[BEGIN EXTRACTED INFORMATION]
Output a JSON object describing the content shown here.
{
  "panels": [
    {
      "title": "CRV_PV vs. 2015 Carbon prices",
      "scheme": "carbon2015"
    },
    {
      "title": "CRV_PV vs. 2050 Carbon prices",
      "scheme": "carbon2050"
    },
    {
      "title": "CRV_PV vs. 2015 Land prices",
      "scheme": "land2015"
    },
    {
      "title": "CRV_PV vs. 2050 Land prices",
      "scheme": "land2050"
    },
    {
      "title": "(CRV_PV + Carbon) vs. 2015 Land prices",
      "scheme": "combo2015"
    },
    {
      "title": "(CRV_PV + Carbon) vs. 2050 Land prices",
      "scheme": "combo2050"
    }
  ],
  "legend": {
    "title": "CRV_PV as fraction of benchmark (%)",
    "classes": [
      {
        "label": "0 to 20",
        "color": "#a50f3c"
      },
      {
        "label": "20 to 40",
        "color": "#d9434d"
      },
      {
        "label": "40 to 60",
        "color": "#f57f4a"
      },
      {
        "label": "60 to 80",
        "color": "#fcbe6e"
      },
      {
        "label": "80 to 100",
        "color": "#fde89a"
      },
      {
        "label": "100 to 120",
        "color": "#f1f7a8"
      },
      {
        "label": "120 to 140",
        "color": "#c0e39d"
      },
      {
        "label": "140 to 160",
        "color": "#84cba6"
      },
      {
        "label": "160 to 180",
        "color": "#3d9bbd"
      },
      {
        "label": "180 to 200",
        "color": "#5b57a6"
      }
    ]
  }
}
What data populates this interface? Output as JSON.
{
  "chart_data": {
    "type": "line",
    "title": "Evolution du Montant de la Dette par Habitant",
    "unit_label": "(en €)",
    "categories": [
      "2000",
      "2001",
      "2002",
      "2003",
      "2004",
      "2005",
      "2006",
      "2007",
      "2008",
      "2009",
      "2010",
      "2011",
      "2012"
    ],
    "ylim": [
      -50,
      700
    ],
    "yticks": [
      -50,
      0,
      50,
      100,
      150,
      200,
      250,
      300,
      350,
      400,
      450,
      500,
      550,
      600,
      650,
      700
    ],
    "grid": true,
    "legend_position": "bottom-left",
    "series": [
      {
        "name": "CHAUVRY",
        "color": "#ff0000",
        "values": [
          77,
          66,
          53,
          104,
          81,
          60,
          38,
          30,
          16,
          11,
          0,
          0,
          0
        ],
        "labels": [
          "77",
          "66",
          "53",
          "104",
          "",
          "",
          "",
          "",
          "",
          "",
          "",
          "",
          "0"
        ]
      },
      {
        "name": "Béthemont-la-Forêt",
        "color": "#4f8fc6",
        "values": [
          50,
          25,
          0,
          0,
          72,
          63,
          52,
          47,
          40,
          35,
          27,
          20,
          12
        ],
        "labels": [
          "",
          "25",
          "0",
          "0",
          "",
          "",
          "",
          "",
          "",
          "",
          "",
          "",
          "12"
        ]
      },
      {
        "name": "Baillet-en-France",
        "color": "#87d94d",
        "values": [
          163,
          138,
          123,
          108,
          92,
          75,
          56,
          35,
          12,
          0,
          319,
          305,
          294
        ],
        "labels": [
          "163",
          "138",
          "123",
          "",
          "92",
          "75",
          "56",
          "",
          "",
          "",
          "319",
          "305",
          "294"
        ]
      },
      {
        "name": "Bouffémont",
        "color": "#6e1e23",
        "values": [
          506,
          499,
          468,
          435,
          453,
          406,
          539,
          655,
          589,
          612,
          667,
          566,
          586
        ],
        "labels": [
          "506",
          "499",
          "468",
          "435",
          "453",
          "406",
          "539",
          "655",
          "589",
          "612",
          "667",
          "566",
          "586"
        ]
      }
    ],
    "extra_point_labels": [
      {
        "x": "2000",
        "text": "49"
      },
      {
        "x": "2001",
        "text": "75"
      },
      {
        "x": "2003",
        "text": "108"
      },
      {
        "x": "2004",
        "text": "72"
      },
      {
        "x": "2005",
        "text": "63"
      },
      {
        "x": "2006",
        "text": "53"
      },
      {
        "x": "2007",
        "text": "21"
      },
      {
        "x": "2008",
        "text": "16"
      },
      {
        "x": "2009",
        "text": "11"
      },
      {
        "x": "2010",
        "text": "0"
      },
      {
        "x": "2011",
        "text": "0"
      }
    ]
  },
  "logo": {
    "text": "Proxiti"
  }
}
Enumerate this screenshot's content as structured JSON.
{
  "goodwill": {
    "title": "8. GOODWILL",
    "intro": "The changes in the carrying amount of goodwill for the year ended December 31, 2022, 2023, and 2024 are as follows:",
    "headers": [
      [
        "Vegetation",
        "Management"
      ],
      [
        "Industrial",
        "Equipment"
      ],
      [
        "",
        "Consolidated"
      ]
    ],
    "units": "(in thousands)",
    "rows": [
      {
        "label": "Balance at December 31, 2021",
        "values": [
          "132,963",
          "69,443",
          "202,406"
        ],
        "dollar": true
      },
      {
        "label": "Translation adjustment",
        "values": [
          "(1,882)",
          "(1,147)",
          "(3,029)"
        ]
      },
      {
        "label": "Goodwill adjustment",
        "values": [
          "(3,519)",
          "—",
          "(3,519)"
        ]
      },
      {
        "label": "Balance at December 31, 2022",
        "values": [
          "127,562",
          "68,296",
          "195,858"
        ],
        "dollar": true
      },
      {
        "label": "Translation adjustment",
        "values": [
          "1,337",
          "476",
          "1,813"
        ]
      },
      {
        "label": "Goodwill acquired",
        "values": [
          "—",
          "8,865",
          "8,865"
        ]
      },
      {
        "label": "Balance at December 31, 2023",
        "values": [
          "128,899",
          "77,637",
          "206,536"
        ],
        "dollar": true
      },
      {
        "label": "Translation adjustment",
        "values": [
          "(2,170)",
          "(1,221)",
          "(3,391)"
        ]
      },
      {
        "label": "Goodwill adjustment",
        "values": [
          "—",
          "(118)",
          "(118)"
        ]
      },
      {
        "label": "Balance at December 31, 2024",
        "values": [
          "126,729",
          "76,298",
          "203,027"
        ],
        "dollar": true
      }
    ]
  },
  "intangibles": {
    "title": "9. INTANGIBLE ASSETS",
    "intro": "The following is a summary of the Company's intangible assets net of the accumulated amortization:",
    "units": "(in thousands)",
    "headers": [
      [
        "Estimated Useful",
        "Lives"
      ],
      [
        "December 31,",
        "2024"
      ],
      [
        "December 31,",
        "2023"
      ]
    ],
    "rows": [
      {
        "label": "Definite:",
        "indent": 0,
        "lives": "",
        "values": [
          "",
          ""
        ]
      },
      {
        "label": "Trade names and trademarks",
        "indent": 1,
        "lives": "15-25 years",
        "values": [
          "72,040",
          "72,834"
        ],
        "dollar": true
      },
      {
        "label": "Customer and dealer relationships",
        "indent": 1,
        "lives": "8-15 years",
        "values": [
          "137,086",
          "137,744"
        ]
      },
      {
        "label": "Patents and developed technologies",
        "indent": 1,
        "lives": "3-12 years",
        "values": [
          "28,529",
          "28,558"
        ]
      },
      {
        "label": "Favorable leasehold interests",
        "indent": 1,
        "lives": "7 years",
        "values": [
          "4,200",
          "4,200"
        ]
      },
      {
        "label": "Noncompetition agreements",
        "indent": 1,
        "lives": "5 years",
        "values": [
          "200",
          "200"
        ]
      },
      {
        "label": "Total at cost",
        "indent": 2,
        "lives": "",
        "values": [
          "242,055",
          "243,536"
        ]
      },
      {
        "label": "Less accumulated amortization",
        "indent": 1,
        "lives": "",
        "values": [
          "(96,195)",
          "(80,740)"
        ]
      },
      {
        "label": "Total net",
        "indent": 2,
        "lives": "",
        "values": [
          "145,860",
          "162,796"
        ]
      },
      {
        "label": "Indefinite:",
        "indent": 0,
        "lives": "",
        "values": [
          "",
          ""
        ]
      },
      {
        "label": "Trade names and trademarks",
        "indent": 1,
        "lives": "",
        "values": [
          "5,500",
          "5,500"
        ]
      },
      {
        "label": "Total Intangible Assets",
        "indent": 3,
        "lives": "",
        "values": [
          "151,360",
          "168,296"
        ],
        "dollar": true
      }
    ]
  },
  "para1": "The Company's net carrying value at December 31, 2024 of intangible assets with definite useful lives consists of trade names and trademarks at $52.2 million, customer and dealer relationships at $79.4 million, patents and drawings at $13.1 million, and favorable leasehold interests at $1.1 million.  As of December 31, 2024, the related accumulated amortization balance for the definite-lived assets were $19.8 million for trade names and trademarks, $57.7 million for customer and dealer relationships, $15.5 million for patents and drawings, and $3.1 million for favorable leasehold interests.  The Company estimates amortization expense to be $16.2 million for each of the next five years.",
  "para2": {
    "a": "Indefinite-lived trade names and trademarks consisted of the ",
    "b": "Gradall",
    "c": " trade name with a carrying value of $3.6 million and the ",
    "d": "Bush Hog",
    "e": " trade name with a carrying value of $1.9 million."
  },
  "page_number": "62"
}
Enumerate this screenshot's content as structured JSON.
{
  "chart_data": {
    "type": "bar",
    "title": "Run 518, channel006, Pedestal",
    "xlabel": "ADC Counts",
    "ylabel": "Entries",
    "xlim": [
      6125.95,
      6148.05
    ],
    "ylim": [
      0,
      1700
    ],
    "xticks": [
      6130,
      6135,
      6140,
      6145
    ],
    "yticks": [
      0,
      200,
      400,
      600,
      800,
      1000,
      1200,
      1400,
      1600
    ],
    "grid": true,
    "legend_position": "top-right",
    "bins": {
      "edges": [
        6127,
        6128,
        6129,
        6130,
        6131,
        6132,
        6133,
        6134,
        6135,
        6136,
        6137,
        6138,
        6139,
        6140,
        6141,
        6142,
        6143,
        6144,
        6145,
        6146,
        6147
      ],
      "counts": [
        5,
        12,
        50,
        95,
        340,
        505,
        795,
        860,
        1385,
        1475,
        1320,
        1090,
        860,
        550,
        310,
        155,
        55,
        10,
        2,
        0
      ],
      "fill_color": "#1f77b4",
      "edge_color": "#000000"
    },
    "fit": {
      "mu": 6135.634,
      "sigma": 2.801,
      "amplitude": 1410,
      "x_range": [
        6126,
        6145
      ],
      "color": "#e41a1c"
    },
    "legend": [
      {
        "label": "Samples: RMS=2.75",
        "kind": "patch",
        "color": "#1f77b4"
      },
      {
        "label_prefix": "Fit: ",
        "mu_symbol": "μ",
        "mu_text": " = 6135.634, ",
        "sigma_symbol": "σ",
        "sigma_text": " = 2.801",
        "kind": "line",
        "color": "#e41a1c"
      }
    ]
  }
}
[END EXTRACTED INFORMATION]
▶ [REQUIREMENT]
Extract all lines from the material above that include the word "scheme".

▶ [SOLUTION TO THIS PROBLEM]
      "scheme": "carbon2015"
      "scheme": "carbon2050"
      "scheme": "land2015"
      "scheme": "land2050"
      "scheme": "combo2015"
      "scheme": "combo2050"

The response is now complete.